(Dataset items)
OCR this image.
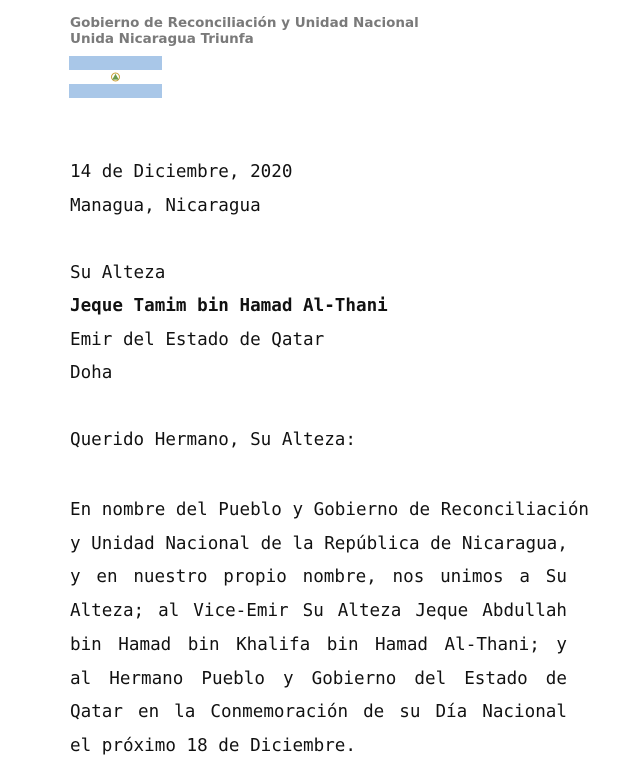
Gobierno de Reconciliación y Unidad Nacional
Unida Nicaragua Triunfa
14 de Diciembre, 2020
Managua, Nicaragua
Su Alteza
Jeque Tamim bin Hamad Al-Thani
Emir del Estado de Qatar
Doha
Querido Hermano, Su Alteza:
En nombre del Pueblo y Gobierno de Reconciliación
y Unidad Nacional de la República de Nicaragua,
y en nuestro propio nombre, nos unimos a Su
Alteza; al Vice-Emir Su Alteza Jeque Abdullah
bin Hamad bin Khalifa bin Hamad Al-Thani; y
al Hermano Pueblo y Gobierno del Estado de
Qatar en la Conmemoración de su Día Nacional
el próximo 18 de Diciembre.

#### Directive:
Leave the pictures out, and print every line of the listing exactly as written.

#### Reply to the exercise:
OCR this image.
Gobierno de Reconciliación y Unidad Nacional
Unida Nicaragua Triunfa
14 de Diciembre, 2020
Managua, Nicaragua
Su Alteza
Jeque Tamim bin Hamad Al-Thani
Emir del Estado de Qatar
Doha
Querido Hermano, Su Alteza:
En nombre del Pueblo y Gobierno de Reconciliación
y Unidad Nacional de la República de Nicaragua,
y en nuestro propio nombre, nos unimos a Su
Alteza; al Vice-Emir Su Alteza Jeque Abdullah
bin Hamad bin Khalifa bin Hamad Al-Thani; y
al Hermano Pueblo y Gobierno del Estado de
Qatar en la Conmemoración de su Día Nacional
el próximo 18 de Diciembre.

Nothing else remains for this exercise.